→ **Instructions to follow**
The exercise asks you to copy every line below in which "timeframe" appears.

→ **Input for this task**
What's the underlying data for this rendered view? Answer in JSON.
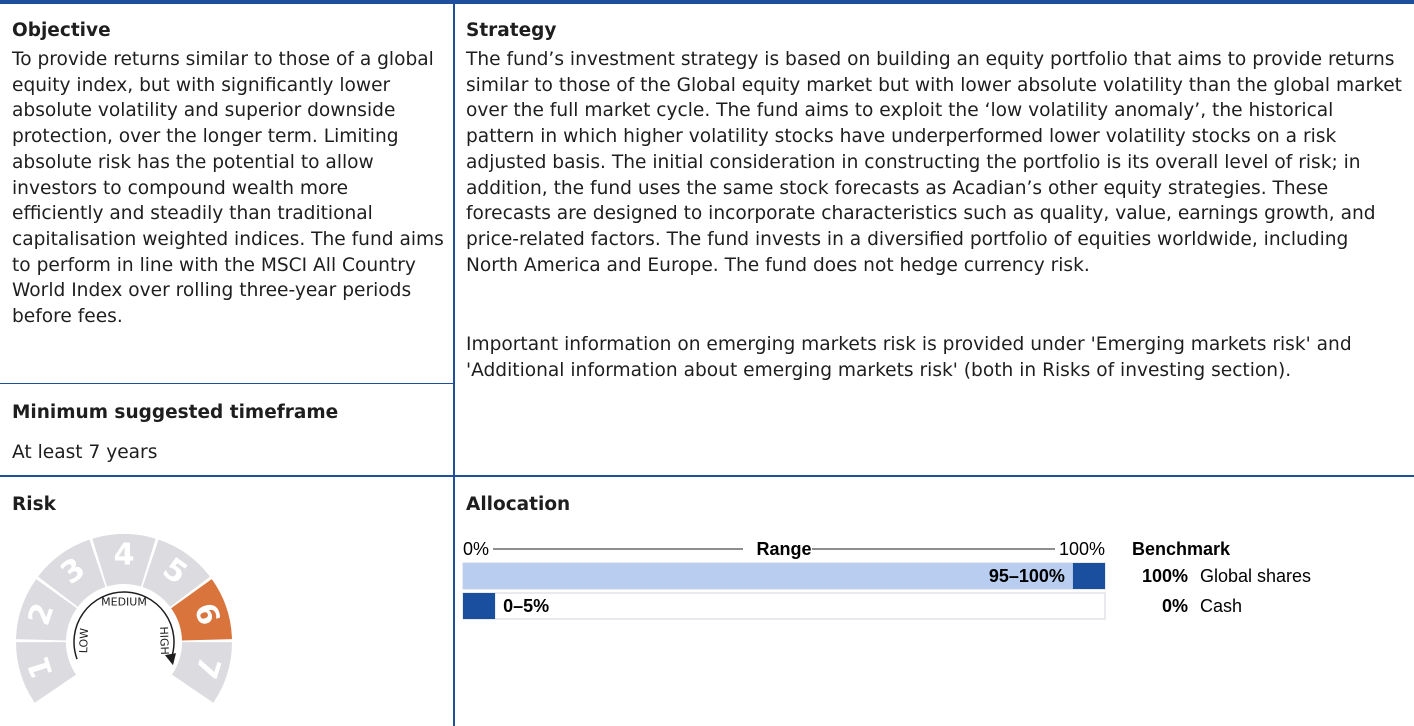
{
  "objective": {
    "title": "Objective",
    "text": "To provide returns similar to those of a global equity index, but with significantly lower absolute volatility and superior downside protection, over the longer term. Limiting absolute risk has the potential to allow investors to compound wealth more efficiently and steadily than traditional capitalisation weighted indices. The fund aims to perform in line with the MSCI All Country World Index over rolling three-year periods before fees."
  },
  "timeframe": {
    "title": "Minimum suggested timeframe",
    "text": "At least 7 years"
  },
  "strategy": {
    "title": "Strategy",
    "paragraphs": [
      "The fund’s investment strategy is based on building an equity portfolio that aims to provide returns similar to those of the Global equity market but with lower absolute volatility than the global market over the full market cycle. The fund aims to exploit the ‘low volatility anomaly’, the historical pattern in which higher volatility stocks have underperformed lower volatility stocks on a risk adjusted basis. The initial consideration in constructing the portfolio is its overall level of risk; in addition, the fund uses the same stock forecasts as Acadian’s other equity strategies. These forecasts are designed to incorporate characteristics such as quality, value, earnings growth, and price-related factors. The fund invests in a diversified portfolio of equities worldwide, including North America and Europe. The fund does not hedge currency risk.",
      "Important information on emerging markets risk is provided under 'Emerging markets risk' and 'Additional information about emerging markets risk' (both in Risks of investing section)."
    ]
  },
  "risk": {
    "title": "Risk",
    "levels": [
      1,
      2,
      3,
      4,
      5,
      6,
      7
    ],
    "level": 6,
    "labels": [
      "LOW",
      "MEDIUM",
      "HIGH"
    ]
  },
  "allocation": {
    "title": "Allocation",
    "range_title": "Range",
    "benchmark_title": "Benchmark",
    "scale": [
      {
        "value": 0,
        "label": "0%"
      },
      {
        "value": 100,
        "label": "100%"
      }
    ],
    "rows": [
      {
        "range": "95–100%",
        "min": 95,
        "max": 100,
        "benchmark": "100%",
        "asset": "Global shares"
      },
      {
        "range": "0–5%",
        "min": 0,
        "max": 5,
        "benchmark": "0%",
        "asset": "Cash"
      }
    ]
  }
}
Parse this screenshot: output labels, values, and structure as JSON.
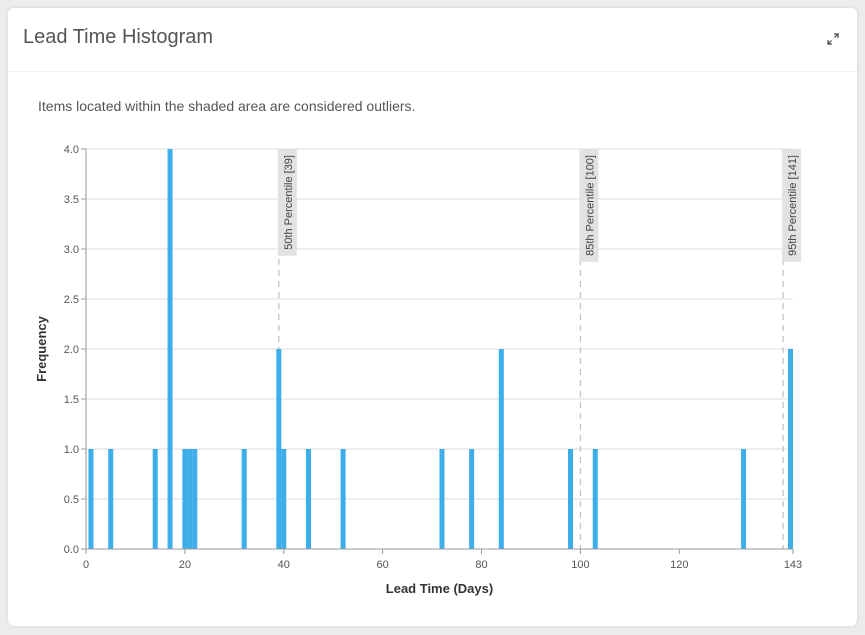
{
  "card": {
    "title": "Lead Time Histogram",
    "expand_icon": "expand-icon",
    "subtitle": "Items located within the shaded area are considered outliers."
  },
  "colors": {
    "bar": "#3daee9",
    "grid": "#dddddd",
    "percentile_line": "#c4c4c4",
    "percentile_label_bg": "#e2e2e2"
  },
  "chart_data": {
    "type": "bar",
    "xlabel": "Lead Time (Days)",
    "ylabel": "Frequency",
    "xlim": [
      0,
      143
    ],
    "ylim": [
      0,
      4
    ],
    "x_ticks": [
      0,
      20,
      40,
      60,
      80,
      100,
      120,
      143
    ],
    "y_ticks": [
      "0.0",
      "0.5",
      "1.0",
      "1.5",
      "2.0",
      "2.5",
      "3.0",
      "3.5",
      "4.0"
    ],
    "grid": true,
    "bins": [
      {
        "x": 1,
        "count": 1
      },
      {
        "x": 5,
        "count": 1
      },
      {
        "x": 14,
        "count": 1
      },
      {
        "x": 17,
        "count": 4
      },
      {
        "x": 20,
        "count": 1
      },
      {
        "x": 21,
        "count": 1
      },
      {
        "x": 22,
        "count": 1
      },
      {
        "x": 32,
        "count": 1
      },
      {
        "x": 39,
        "count": 2
      },
      {
        "x": 40,
        "count": 1
      },
      {
        "x": 45,
        "count": 1
      },
      {
        "x": 52,
        "count": 1
      },
      {
        "x": 72,
        "count": 1
      },
      {
        "x": 78,
        "count": 1
      },
      {
        "x": 84,
        "count": 2
      },
      {
        "x": 98,
        "count": 1
      },
      {
        "x": 103,
        "count": 1
      },
      {
        "x": 133,
        "count": 1
      },
      {
        "x": 143,
        "count": 2
      }
    ],
    "percentiles": [
      {
        "label": "50th Percentile [39]",
        "value": 39
      },
      {
        "label": "85th Percentile [100]",
        "value": 100
      },
      {
        "label": "95th Percentile [141]",
        "value": 141
      }
    ]
  }
}
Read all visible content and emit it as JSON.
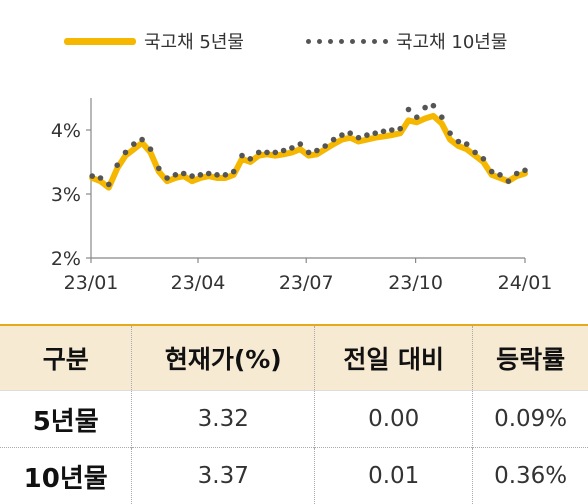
{
  "legend": {
    "series1": "국고채 5년물",
    "series2": "국고채 10년물"
  },
  "colors": {
    "series1": "#f6b700",
    "series2": "#555555",
    "axis": "#888888",
    "header_bg": "#f7ead3",
    "header_border": "#e7a91c"
  },
  "chart_data": {
    "type": "line",
    "x_ticks": [
      "23/01",
      "23/04",
      "23/07",
      "23/10",
      "24/01"
    ],
    "y_ticks": [
      "2%",
      "3%",
      "4%"
    ],
    "ylim": [
      2,
      4.5
    ],
    "grid": false,
    "legend_position": "top",
    "series": [
      {
        "name": "국고채 5년물",
        "style": "line",
        "x": [
          "2023-01-02",
          "2023-01-09",
          "2023-01-16",
          "2023-01-23",
          "2023-01-30",
          "2023-02-06",
          "2023-02-13",
          "2023-02-20",
          "2023-02-27",
          "2023-03-06",
          "2023-03-13",
          "2023-03-20",
          "2023-03-27",
          "2023-04-03",
          "2023-04-10",
          "2023-04-17",
          "2023-04-24",
          "2023-05-01",
          "2023-05-08",
          "2023-05-15",
          "2023-05-22",
          "2023-05-29",
          "2023-06-05",
          "2023-06-12",
          "2023-06-19",
          "2023-06-26",
          "2023-07-03",
          "2023-07-10",
          "2023-07-17",
          "2023-07-24",
          "2023-07-31",
          "2023-08-07",
          "2023-08-14",
          "2023-08-21",
          "2023-08-28",
          "2023-09-04",
          "2023-09-11",
          "2023-09-18",
          "2023-09-25",
          "2023-10-02",
          "2023-10-09",
          "2023-10-16",
          "2023-10-23",
          "2023-10-30",
          "2023-11-06",
          "2023-11-13",
          "2023-11-20",
          "2023-11-27",
          "2023-12-04",
          "2023-12-11",
          "2023-12-18",
          "2023-12-25",
          "2024-01-01"
        ],
        "values": [
          3.25,
          3.2,
          3.1,
          3.4,
          3.6,
          3.7,
          3.8,
          3.65,
          3.35,
          3.2,
          3.25,
          3.28,
          3.2,
          3.25,
          3.28,
          3.25,
          3.25,
          3.3,
          3.55,
          3.5,
          3.6,
          3.62,
          3.6,
          3.62,
          3.65,
          3.7,
          3.6,
          3.62,
          3.7,
          3.78,
          3.85,
          3.88,
          3.82,
          3.85,
          3.88,
          3.9,
          3.92,
          3.95,
          4.15,
          4.12,
          4.18,
          4.22,
          4.1,
          3.85,
          3.75,
          3.7,
          3.6,
          3.5,
          3.3,
          3.25,
          3.2,
          3.28,
          3.32
        ]
      },
      {
        "name": "국고채 10년물",
        "style": "dotted",
        "x": [
          "2023-01-02",
          "2023-01-09",
          "2023-01-16",
          "2023-01-23",
          "2023-01-30",
          "2023-02-06",
          "2023-02-13",
          "2023-02-20",
          "2023-02-27",
          "2023-03-06",
          "2023-03-13",
          "2023-03-20",
          "2023-03-27",
          "2023-04-03",
          "2023-04-10",
          "2023-04-17",
          "2023-04-24",
          "2023-05-01",
          "2023-05-08",
          "2023-05-15",
          "2023-05-22",
          "2023-05-29",
          "2023-06-05",
          "2023-06-12",
          "2023-06-19",
          "2023-06-26",
          "2023-07-03",
          "2023-07-10",
          "2023-07-17",
          "2023-07-24",
          "2023-07-31",
          "2023-08-07",
          "2023-08-14",
          "2023-08-21",
          "2023-08-28",
          "2023-09-04",
          "2023-09-11",
          "2023-09-18",
          "2023-09-25",
          "2023-10-02",
          "2023-10-09",
          "2023-10-16",
          "2023-10-23",
          "2023-10-30",
          "2023-11-06",
          "2023-11-13",
          "2023-11-20",
          "2023-11-27",
          "2023-12-04",
          "2023-12-11",
          "2023-12-18",
          "2023-12-25",
          "2024-01-01"
        ],
        "values": [
          3.28,
          3.25,
          3.15,
          3.45,
          3.65,
          3.78,
          3.85,
          3.7,
          3.4,
          3.25,
          3.3,
          3.32,
          3.28,
          3.3,
          3.32,
          3.3,
          3.3,
          3.35,
          3.6,
          3.55,
          3.65,
          3.65,
          3.65,
          3.68,
          3.72,
          3.78,
          3.65,
          3.68,
          3.75,
          3.85,
          3.92,
          3.95,
          3.88,
          3.92,
          3.95,
          3.98,
          4.0,
          4.02,
          4.32,
          4.2,
          4.35,
          4.38,
          4.2,
          3.95,
          3.82,
          3.78,
          3.65,
          3.55,
          3.35,
          3.3,
          3.2,
          3.32,
          3.37
        ]
      }
    ]
  },
  "table": {
    "headers": [
      "구분",
      "현재가(%)",
      "전일 대비",
      "등락률"
    ],
    "rows": [
      [
        "5년물",
        "3.32",
        "0.00",
        "0.09%"
      ],
      [
        "10년물",
        "3.37",
        "0.01",
        "0.36%"
      ]
    ]
  }
}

→ **Answer for the task**
  "timeframe": {
    "title": "Minimum suggested timeframe",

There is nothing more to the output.